__Task objective__. Among the lines listed below, count those that include the string "optional", and state only the count.

-- Records for this exercise start --

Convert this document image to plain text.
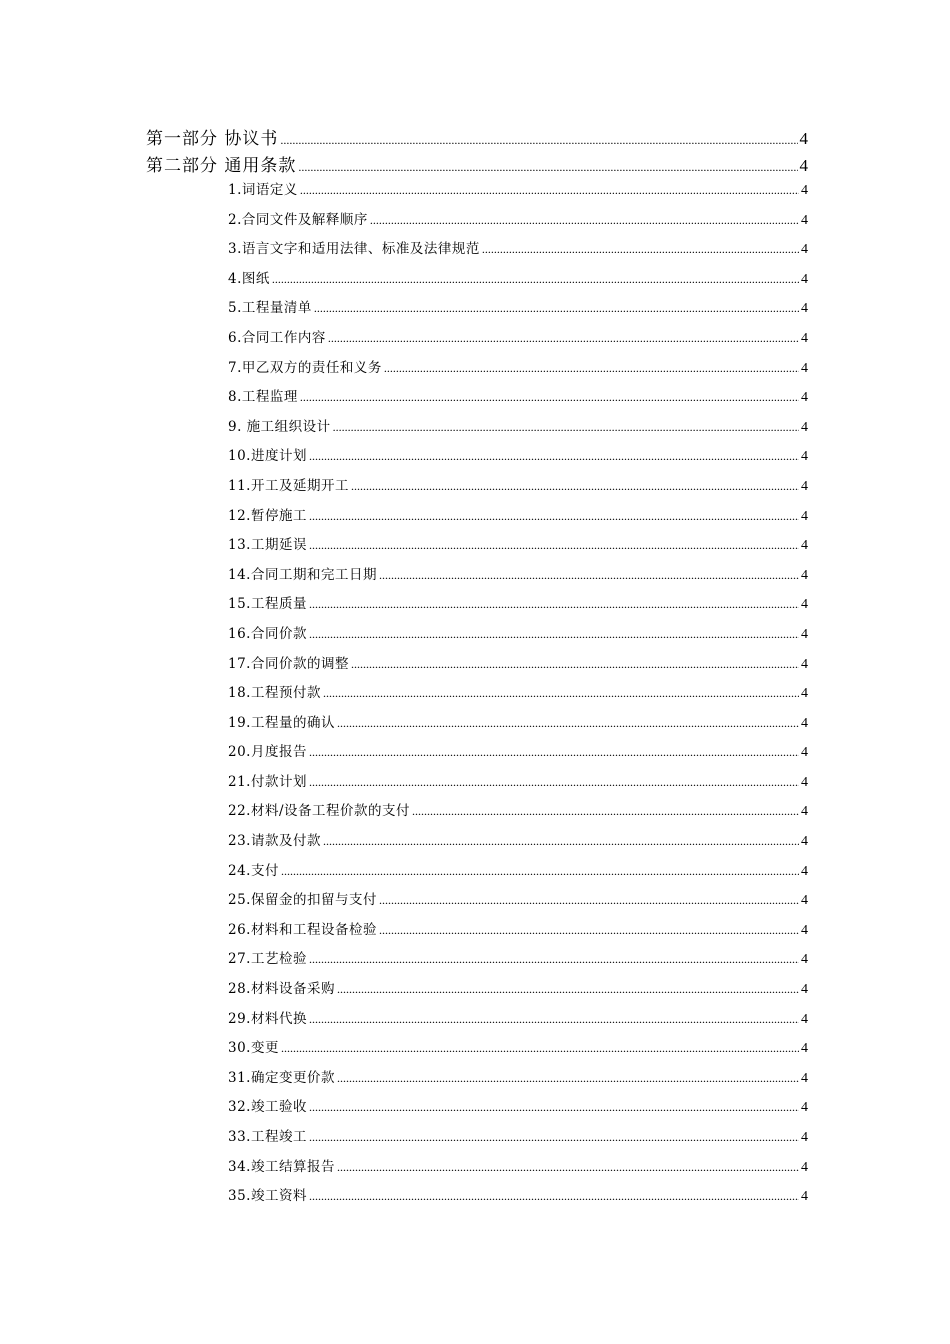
第一部分 协议书 .....	4
第二部分 通用条款 .....	4
1.词语定义 .....	4
2.合同文件及解释顺序 .....	4
3.语言文字和适用法律、标准及法律规范 .....	4
4.图纸 .....	4
5.工程量清单 .....	4
6.合同工作内容 .....	4
7.甲乙双方的责任和义务 .....	4
8.工程监理 .....	4
9. 施工组织设计 .....	4
10.进度计划 .....	4
11.开工及延期开工 .....	4
12.暂停施工 .....	4
13.工期延误 .....	4
14.合同工期和完工日期 .....	4
15.工程质量 .....	4
16.合同价款 .....	4
17.合同价款的调整 .....	4
18.工程预付款 .....	4
19.工程量的确认 .....	4
20.月度报告 .....	4
21.付款计划 .....	4
22.材料/设备工程价款的支付 .....	4
23.请款及付款 .....	4
24.支付 .....	4
25.保留金的扣留与支付 .....	4
26.材料和工程设备检验 .....	4
27.工艺检验 .....	4
28.材料设备采购 .....	4
29.材料代换 .....	4
30.变更 .....	4
31.确定变更价款 .....	4
32.竣工验收 .....	4
33.工程竣工 .....	4
34.竣工结算报告 .....	4
35.竣工资料 .....	4
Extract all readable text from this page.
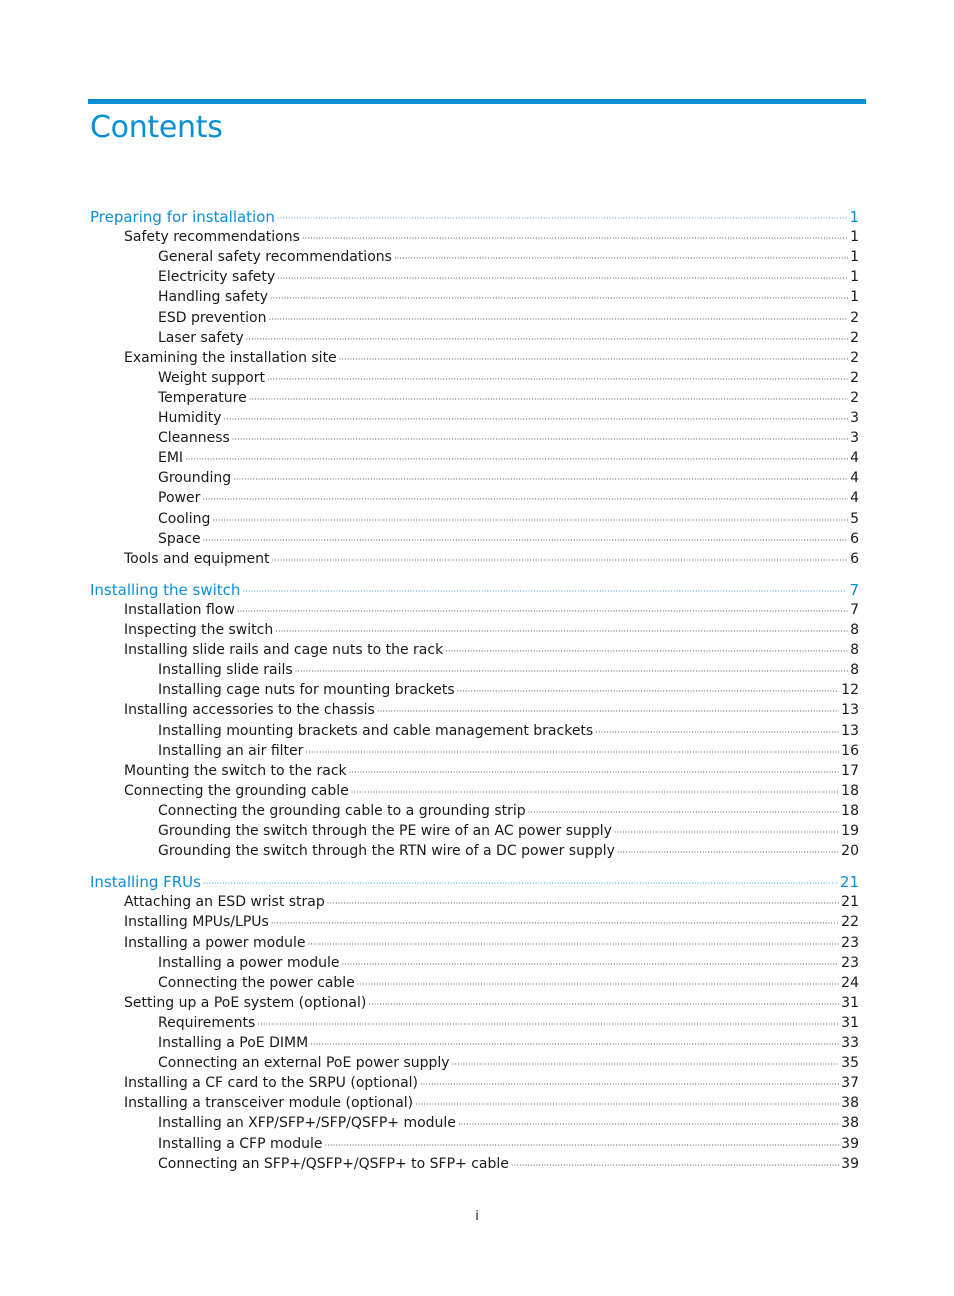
Contents
Preparing for installation ·····	1
Safety recommendations ·····	1
General safety recommendations ·····	1
Electricity safety ·····	1
Handling safety ·····	1
ESD prevention ·····	2
Laser safety ·····	2
Examining the installation site ·····	2
Weight support ·····	2
Temperature ·····	2
Humidity ·····	3
Cleanness ·····	3
EMI ·····	4
Grounding ·····	4
Power ·····	4
Cooling ·····	5
Space ·····	6
Tools and equipment ·····	6
Installing the switch ·····	7
Installation flow ·····	7
Inspecting the switch ·····	8
Installing slide rails and cage nuts to the rack ·····	8
Installing slide rails ·····	8
Installing cage nuts for mounting brackets ·····	12
Installing accessories to the chassis ·····	13
Installing mounting brackets and cable management brackets ·····	13
Installing an air filter ·····	16
Mounting the switch to the rack ·····	17
Connecting the grounding cable ·····	18
Connecting the grounding cable to a grounding strip ·····	18
Grounding the switch through the PE wire of an AC power supply ·····	19
Grounding the switch through the RTN wire of a DC power supply ·····	20
Installing FRUs ·····	21
Attaching an ESD wrist strap ·····	21
Installing MPUs/LPUs ·····	22
Installing a power module ·····	23
Installing a power module ·····	23
Connecting the power cable ·····	24
Setting up a PoE system (optional) ·····	31
Requirements ·····	31
Installing a PoE DIMM ·····	33
Connecting an external PoE power supply ·····	35
Installing a CF card to the SRPU (optional) ·····	37
Installing a transceiver module (optional) ·····	38
Installing an XFP/SFP+/SFP/QSFP+ module ·····	38
Installing a CFP module ·····	39
Connecting an SFP+/QSFP+/QSFP+ to SFP+ cable ·····	39
i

-- Records for this exercise end --

__Answer in full__. 3